-- Start of INPUT ROWS --

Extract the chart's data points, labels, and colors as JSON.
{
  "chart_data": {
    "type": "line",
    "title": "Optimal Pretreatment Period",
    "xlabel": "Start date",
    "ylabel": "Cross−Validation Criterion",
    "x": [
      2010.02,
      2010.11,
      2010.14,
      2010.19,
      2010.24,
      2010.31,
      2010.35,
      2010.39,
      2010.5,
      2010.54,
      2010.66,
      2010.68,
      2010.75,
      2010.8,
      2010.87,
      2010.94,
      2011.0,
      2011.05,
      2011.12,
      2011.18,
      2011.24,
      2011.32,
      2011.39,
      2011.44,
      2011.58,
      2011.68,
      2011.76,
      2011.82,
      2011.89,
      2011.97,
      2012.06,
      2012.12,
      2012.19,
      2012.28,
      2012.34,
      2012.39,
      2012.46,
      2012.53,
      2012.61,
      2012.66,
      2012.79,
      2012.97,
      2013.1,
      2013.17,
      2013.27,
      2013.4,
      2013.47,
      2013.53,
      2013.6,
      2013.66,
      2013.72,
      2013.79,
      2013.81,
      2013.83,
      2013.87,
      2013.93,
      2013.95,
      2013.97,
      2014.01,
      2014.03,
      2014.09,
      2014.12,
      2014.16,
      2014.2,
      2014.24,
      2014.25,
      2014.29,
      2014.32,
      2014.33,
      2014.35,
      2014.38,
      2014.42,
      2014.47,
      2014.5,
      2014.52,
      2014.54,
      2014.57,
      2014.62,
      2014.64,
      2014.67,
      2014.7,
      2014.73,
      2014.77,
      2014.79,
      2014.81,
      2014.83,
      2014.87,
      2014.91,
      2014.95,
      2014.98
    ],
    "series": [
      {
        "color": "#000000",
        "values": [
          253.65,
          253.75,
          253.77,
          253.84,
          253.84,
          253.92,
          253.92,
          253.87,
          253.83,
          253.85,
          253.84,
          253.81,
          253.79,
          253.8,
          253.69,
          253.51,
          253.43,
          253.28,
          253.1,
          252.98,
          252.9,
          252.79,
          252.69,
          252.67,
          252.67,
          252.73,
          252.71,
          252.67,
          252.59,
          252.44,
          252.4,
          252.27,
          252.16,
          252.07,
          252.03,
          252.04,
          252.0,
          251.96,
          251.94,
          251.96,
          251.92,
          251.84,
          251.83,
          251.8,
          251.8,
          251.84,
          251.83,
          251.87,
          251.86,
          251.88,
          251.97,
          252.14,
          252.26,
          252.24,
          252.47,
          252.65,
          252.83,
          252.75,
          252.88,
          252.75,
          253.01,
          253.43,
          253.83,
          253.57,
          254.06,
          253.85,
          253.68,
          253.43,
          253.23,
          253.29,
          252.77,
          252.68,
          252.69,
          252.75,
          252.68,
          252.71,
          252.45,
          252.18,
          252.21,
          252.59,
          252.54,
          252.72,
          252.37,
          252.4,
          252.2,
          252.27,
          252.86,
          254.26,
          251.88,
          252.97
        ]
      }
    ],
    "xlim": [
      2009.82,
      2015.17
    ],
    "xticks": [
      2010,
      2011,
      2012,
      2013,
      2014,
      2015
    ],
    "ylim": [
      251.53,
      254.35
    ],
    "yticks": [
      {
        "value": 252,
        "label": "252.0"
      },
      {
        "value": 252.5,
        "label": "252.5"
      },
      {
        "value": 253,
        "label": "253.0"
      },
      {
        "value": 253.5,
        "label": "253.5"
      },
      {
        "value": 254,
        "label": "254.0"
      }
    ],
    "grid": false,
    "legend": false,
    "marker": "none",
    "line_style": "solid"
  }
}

-- End of INPUT ROWS --

▸ **STATED GOAL**
Copy every line exactly. Leave nothing out.

▸ **FINAL RESULT**
Extract the chart's data points, labels, and colors as JSON.
{
  "chart_data": {
    "type": "line",
    "title": "Optimal Pretreatment Period",
    "xlabel": "Start date",
    "ylabel": "Cross−Validation Criterion",
    "x": [
      2010.02,
      2010.11,
      2010.14,
      2010.19,
      2010.24,
      2010.31,
      2010.35,
      2010.39,
      2010.5,
      2010.54,
      2010.66,
      2010.68,
      2010.75,
      2010.8,
      2010.87,
      2010.94,
      2011.0,
      2011.05,
      2011.12,
      2011.18,
      2011.24,
      2011.32,
      2011.39,
      2011.44,
      2011.58,
      2011.68,
      2011.76,
      2011.82,
      2011.89,
      2011.97,
      2012.06,
      2012.12,
      2012.19,
      2012.28,
      2012.34,
      2012.39,
      2012.46,
      2012.53,
      2012.61,
      2012.66,
      2012.79,
      2012.97,
      2013.1,
      2013.17,
      2013.27,
      2013.4,
      2013.47,
      2013.53,
      2013.6,
      2013.66,
      2013.72,
      2013.79,
      2013.81,
      2013.83,
      2013.87,
      2013.93,
      2013.95,
      2013.97,
      2014.01,
      2014.03,
      2014.09,
      2014.12,
      2014.16,
      2014.2,
      2014.24,
      2014.25,
      2014.29,
      2014.32,
      2014.33,
      2014.35,
      2014.38,
      2014.42,
      2014.47,
      2014.5,
      2014.52,
      2014.54,
      2014.57,
      2014.62,
      2014.64,
      2014.67,
      2014.7,
      2014.73,
      2014.77,
      2014.79,
      2014.81,
      2014.83,
      2014.87,
      2014.91,
      2014.95,
      2014.98
    ],
    "series": [
      {
        "color": "#000000",
        "values": [
          253.65,
          253.75,
          253.77,
          253.84,
          253.84,
          253.92,
          253.92,
          253.87,
          253.83,
          253.85,
          253.84,
          253.81,
          253.79,
          253.8,
          253.69,
          253.51,
          253.43,
          253.28,
          253.1,
          252.98,
          252.9,
          252.79,
          252.69,
          252.67,
          252.67,
          252.73,
          252.71,
          252.67,
          252.59,
          252.44,
          252.4,
          252.27,
          252.16,
          252.07,
          252.03,
          252.04,
          252.0,
          251.96,
          251.94,
          251.96,
          251.92,
          251.84,
          251.83,
          251.8,
          251.8,
          251.84,
          251.83,
          251.87,
          251.86,
          251.88,
          251.97,
          252.14,
          252.26,
          252.24,
          252.47,
          252.65,
          252.83,
          252.75,
          252.88,
          252.75,
          253.01,
          253.43,
          253.83,
          253.57,
          254.06,
          253.85,
          253.68,
          253.43,
          253.23,
          253.29,
          252.77,
          252.68,
          252.69,
          252.75,
          252.68,
          252.71,
          252.45,
          252.18,
          252.21,
          252.59,
          252.54,
          252.72,
          252.37,
          252.4,
          252.2,
          252.27,
          252.86,
          254.26,
          251.88,
          252.97
        ]
      }
    ],
    "xlim": [
      2009.82,
      2015.17
    ],
    "xticks": [
      2010,
      2011,
      2012,
      2013,
      2014,
      2015
    ],
    "ylim": [
      251.53,
      254.35
    ],
    "yticks": [
      {
        "value": 252,
        "label": "252.0"
      },
      {
        "value": 252.5,
        "label": "252.5"
      },
      {
        "value": 253,
        "label": "253.0"
      },
      {
        "value": 253.5,
        "label": "253.5"
      },
      {
        "value": 254,
        "label": "254.0"
      }
    ],
    "grid": false,
    "legend": false,
    "marker": "none",
    "line_style": "solid"
  }
}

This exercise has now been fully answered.